- Instructions to follow: Restate the records below word for word.

- Data shown:

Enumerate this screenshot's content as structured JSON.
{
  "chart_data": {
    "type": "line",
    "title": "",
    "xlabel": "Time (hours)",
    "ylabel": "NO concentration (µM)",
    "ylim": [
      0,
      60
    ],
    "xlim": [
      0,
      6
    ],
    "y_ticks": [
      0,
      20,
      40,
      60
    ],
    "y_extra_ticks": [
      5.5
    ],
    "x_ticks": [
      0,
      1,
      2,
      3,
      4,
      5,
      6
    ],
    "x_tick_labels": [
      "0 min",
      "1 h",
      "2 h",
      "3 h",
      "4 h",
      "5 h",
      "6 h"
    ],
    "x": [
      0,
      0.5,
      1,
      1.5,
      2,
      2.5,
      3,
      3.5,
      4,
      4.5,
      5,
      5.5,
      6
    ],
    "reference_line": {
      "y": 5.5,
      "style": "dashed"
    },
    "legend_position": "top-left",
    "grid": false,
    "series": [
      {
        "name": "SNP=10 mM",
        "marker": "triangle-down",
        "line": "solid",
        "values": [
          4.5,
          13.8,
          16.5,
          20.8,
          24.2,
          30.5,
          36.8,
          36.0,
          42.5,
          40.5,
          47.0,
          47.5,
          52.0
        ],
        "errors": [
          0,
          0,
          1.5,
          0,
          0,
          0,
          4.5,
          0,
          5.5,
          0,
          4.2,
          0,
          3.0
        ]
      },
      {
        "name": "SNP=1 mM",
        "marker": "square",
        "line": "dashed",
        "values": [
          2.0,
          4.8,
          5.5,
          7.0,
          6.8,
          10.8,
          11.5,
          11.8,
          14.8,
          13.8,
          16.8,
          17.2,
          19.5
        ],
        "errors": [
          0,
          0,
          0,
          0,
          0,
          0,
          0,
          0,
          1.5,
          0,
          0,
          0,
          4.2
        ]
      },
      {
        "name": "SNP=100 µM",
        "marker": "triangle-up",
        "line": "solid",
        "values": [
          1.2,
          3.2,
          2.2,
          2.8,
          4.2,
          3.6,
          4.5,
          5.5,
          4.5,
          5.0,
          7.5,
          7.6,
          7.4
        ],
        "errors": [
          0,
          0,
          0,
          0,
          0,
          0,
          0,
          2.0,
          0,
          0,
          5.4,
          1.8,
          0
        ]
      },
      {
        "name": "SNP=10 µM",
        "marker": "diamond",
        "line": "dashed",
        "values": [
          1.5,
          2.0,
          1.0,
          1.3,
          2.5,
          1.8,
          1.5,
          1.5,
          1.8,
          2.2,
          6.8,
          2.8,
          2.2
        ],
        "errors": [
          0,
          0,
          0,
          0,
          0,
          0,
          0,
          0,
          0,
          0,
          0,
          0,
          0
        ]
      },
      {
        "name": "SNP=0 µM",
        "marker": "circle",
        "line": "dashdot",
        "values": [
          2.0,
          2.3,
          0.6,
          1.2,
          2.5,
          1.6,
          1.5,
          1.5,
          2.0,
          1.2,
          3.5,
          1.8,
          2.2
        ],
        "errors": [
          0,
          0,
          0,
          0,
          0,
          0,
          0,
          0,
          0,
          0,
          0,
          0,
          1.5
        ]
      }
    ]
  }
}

- Output of the exercise:
Enumerate this screenshot's content as structured JSON.
{
  "chart_data": {
    "type": "line",
    "title": "",
    "xlabel": "Time (hours)",
    "ylabel": "NO concentration (µM)",
    "ylim": [
      0,
      60
    ],
    "xlim": [
      0,
      6
    ],
    "y_ticks": [
      0,
      20,
      40,
      60
    ],
    "y_extra_ticks": [
      5.5
    ],
    "x_ticks": [
      0,
      1,
      2,
      3,
      4,
      5,
      6
    ],
    "x_tick_labels": [
      "0 min",
      "1 h",
      "2 h",
      "3 h",
      "4 h",
      "5 h",
      "6 h"
    ],
    "x": [
      0,
      0.5,
      1,
      1.5,
      2,
      2.5,
      3,
      3.5,
      4,
      4.5,
      5,
      5.5,
      6
    ],
    "reference_line": {
      "y": 5.5,
      "style": "dashed"
    },
    "legend_position": "top-left",
    "grid": false,
    "series": [
      {
        "name": "SNP=10 mM",
        "marker": "triangle-down",
        "line": "solid",
        "values": [
          4.5,
          13.8,
          16.5,
          20.8,
          24.2,
          30.5,
          36.8,
          36.0,
          42.5,
          40.5,
          47.0,
          47.5,
          52.0
        ],
        "errors": [
          0,
          0,
          1.5,
          0,
          0,
          0,
          4.5,
          0,
          5.5,
          0,
          4.2,
          0,
          3.0
        ]
      },
      {
        "name": "SNP=1 mM",
        "marker": "square",
        "line": "dashed",
        "values": [
          2.0,
          4.8,
          5.5,
          7.0,
          6.8,
          10.8,
          11.5,
          11.8,
          14.8,
          13.8,
          16.8,
          17.2,
          19.5
        ],
        "errors": [
          0,
          0,
          0,
          0,
          0,
          0,
          0,
          0,
          1.5,
          0,
          0,
          0,
          4.2
        ]
      },
      {
        "name": "SNP=100 µM",
        "marker": "triangle-up",
        "line": "solid",
        "values": [
          1.2,
          3.2,
          2.2,
          2.8,
          4.2,
          3.6,
          4.5,
          5.5,
          4.5,
          5.0,
          7.5,
          7.6,
          7.4
        ],
        "errors": [
          0,
          0,
          0,
          0,
          0,
          0,
          0,
          2.0,
          0,
          0,
          5.4,
          1.8,
          0
        ]
      },
      {
        "name": "SNP=10 µM",
        "marker": "diamond",
        "line": "dashed",
        "values": [
          1.5,
          2.0,
          1.0,
          1.3,
          2.5,
          1.8,
          1.5,
          1.5,
          1.8,
          2.2,
          6.8,
          2.8,
          2.2
        ],
        "errors": [
          0,
          0,
          0,
          0,
          0,
          0,
          0,
          0,
          0,
          0,
          0,
          0,
          0
        ]
      },
      {
        "name": "SNP=0 µM",
        "marker": "circle",
        "line": "dashdot",
        "values": [
          2.0,
          2.3,
          0.6,
          1.2,
          2.5,
          1.6,
          1.5,
          1.5,
          2.0,
          1.2,
          3.5,
          1.8,
          2.2
        ],
        "errors": [
          0,
          0,
          0,
          0,
          0,
          0,
          0,
          0,
          0,
          0,
          0,
          0,
          1.5
        ]
      }
    ]
  }
}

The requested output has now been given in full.